:: Task to complete ::
Quote the listing below in its entirety, omitting every image.

:: Supplied data ::
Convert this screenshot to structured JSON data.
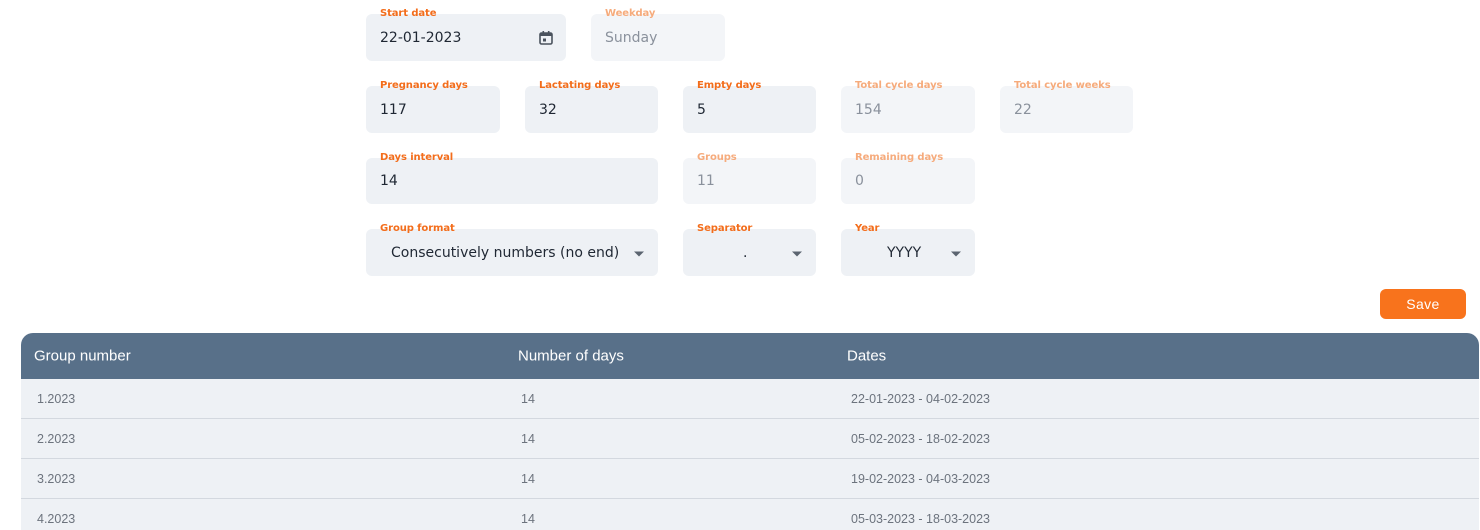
{
  "form": {
    "start_date": {
      "label": "Start date",
      "value": "22-01-2023"
    },
    "weekday": {
      "label": "Weekday",
      "value": "Sunday"
    },
    "pregnancy_days": {
      "label": "Pregnancy days",
      "value": "117"
    },
    "lactating_days": {
      "label": "Lactating days",
      "value": "32"
    },
    "empty_days": {
      "label": "Empty days",
      "value": "5"
    },
    "total_cycle_days": {
      "label": "Total cycle days",
      "value": "154"
    },
    "total_cycle_weeks": {
      "label": "Total cycle weeks",
      "value": "22"
    },
    "days_interval": {
      "label": "Days interval",
      "value": "14"
    },
    "groups": {
      "label": "Groups",
      "value": "11"
    },
    "remaining_days": {
      "label": "Remaining days",
      "value": "0"
    },
    "group_format": {
      "label": "Group format",
      "value": "Consecutively numbers (no end)"
    },
    "separator": {
      "label": "Separator",
      "value": "."
    },
    "year": {
      "label": "Year",
      "value": "YYYY"
    }
  },
  "actions": {
    "save_label": "Save"
  },
  "table": {
    "headers": {
      "group_number": "Group number",
      "number_of_days": "Number of days",
      "dates": "Dates"
    },
    "rows": [
      {
        "group": "1.2023",
        "days": "14",
        "dates": "22-01-2023 - 04-02-2023"
      },
      {
        "group": "2.2023",
        "days": "14",
        "dates": "05-02-2023 - 18-02-2023"
      },
      {
        "group": "3.2023",
        "days": "14",
        "dates": "19-02-2023 - 04-03-2023"
      },
      {
        "group": "4.2023",
        "days": "14",
        "dates": "05-03-2023 - 18-03-2023"
      }
    ]
  },
  "colors": {
    "accent": "#f8731c",
    "label": "#f36d1b",
    "label_readonly": "#f6ab7c",
    "header_bg": "#587089",
    "field_bg": "#eef1f5"
  },
  "icons": {
    "date_picker": "calendar-icon",
    "dropdown": "caret-down-icon"
  }
}
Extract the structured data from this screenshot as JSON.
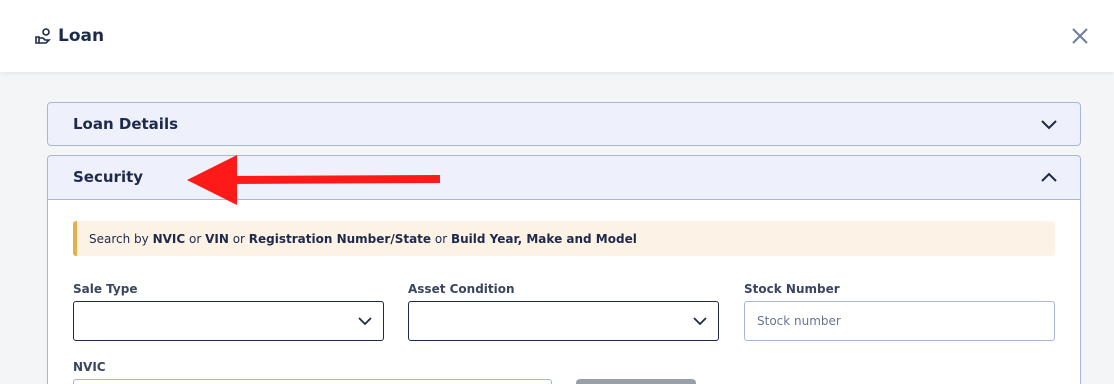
{
  "header": {
    "title": "Loan",
    "title_icon": "hand-coin-icon",
    "close_icon": "close-icon"
  },
  "panels": {
    "details": {
      "label": "Loan Details",
      "state": "collapsed"
    },
    "security": {
      "label": "Security",
      "state": "expanded"
    }
  },
  "notice": {
    "parts": [
      {
        "text": "Search by ",
        "bold": false
      },
      {
        "text": "NVIC",
        "bold": true
      },
      {
        "text": " or ",
        "bold": false
      },
      {
        "text": "VIN",
        "bold": true
      },
      {
        "text": " or ",
        "bold": false
      },
      {
        "text": "Registration Number/State",
        "bold": true
      },
      {
        "text": " or ",
        "bold": false
      },
      {
        "text": "Build Year, Make and Model",
        "bold": true
      }
    ]
  },
  "fields": {
    "sale_type": {
      "label": "Sale Type",
      "value": ""
    },
    "asset_condition": {
      "label": "Asset Condition",
      "value": ""
    },
    "stock_number": {
      "label": "Stock Number",
      "placeholder": "Stock number"
    },
    "nvic": {
      "label": "NVIC"
    }
  },
  "colors": {
    "annotation_arrow": "#ff1a1a",
    "notice_accent": "#e5b04a",
    "panel_bg": "#eef1fb"
  }
}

:: The completed task ::
Convert this screenshot to structured JSON data.
{
  "form": {
    "start_date": {
      "label": "Start date",
      "value": "22-01-2023"
    },
    "weekday": {
      "label": "Weekday",
      "value": "Sunday"
    },
    "pregnancy_days": {
      "label": "Pregnancy days",
      "value": "117"
    },
    "lactating_days": {
      "label": "Lactating days",
      "value": "32"
    },
    "empty_days": {
      "label": "Empty days",
      "value": "5"
    },
    "total_cycle_days": {
      "label": "Total cycle days",
      "value": "154"
    },
    "total_cycle_weeks": {
      "label": "Total cycle weeks",
      "value": "22"
    },
    "days_interval": {
      "label": "Days interval",
      "value": "14"
    },
    "groups": {
      "label": "Groups",
      "value": "11"
    },
    "remaining_days": {
      "label": "Remaining days",
      "value": "0"
    },
    "group_format": {
      "label": "Group format",
      "value": "Consecutively numbers (no end)"
    },
    "separator": {
      "label": "Separator",
      "value": "."
    },
    "year": {
      "label": "Year",
      "value": "YYYY"
    }
  },
  "actions": {
    "save_label": "Save"
  },
  "table": {
    "headers": {
      "group_number": "Group number",
      "number_of_days": "Number of days",
      "dates": "Dates"
    },
    "rows": [
      {
        "group": "1.2023",
        "days": "14",
        "dates": "22-01-2023 - 04-02-2023"
      },
      {
        "group": "2.2023",
        "days": "14",
        "dates": "05-02-2023 - 18-02-2023"
      },
      {
        "group": "3.2023",
        "days": "14",
        "dates": "19-02-2023 - 04-03-2023"
      },
      {
        "group": "4.2023",
        "days": "14",
        "dates": "05-03-2023 - 18-03-2023"
      }
    ]
  },
  "colors": {
    "accent": "#f8731c",
    "label": "#f36d1b",
    "label_readonly": "#f6ab7c",
    "header_bg": "#587089",
    "field_bg": "#eef1f5"
  },
  "icons": {
    "date_picker": "calendar-icon",
    "dropdown": "caret-down-icon"
  }
}
Extract the structured data from this screenshot as JSON.
{
  "header": {
    "title": "Loan",
    "title_icon": "hand-coin-icon",
    "close_icon": "close-icon"
  },
  "panels": {
    "details": {
      "label": "Loan Details",
      "state": "collapsed"
    },
    "security": {
      "label": "Security",
      "state": "expanded"
    }
  },
  "notice": {
    "parts": [
      {
        "text": "Search by ",
        "bold": false
      },
      {
        "text": "NVIC",
        "bold": true
      },
      {
        "text": " or ",
        "bold": false
      },
      {
        "text": "VIN",
        "bold": true
      },
      {
        "text": " or ",
        "bold": false
      },
      {
        "text": "Registration Number/State",
        "bold": true
      },
      {
        "text": " or ",
        "bold": false
      },
      {
        "text": "Build Year, Make and Model",
        "bold": true
      }
    ]
  },
  "fields": {
    "sale_type": {
      "label": "Sale Type",
      "value": ""
    },
    "asset_condition": {
      "label": "Asset Condition",
      "value": ""
    },
    "stock_number": {
      "label": "Stock Number",
      "placeholder": "Stock number"
    },
    "nvic": {
      "label": "NVIC"
    }
  },
  "colors": {
    "annotation_arrow": "#ff1a1a",
    "notice_accent": "#e5b04a",
    "panel_bg": "#eef1fb"
  }
}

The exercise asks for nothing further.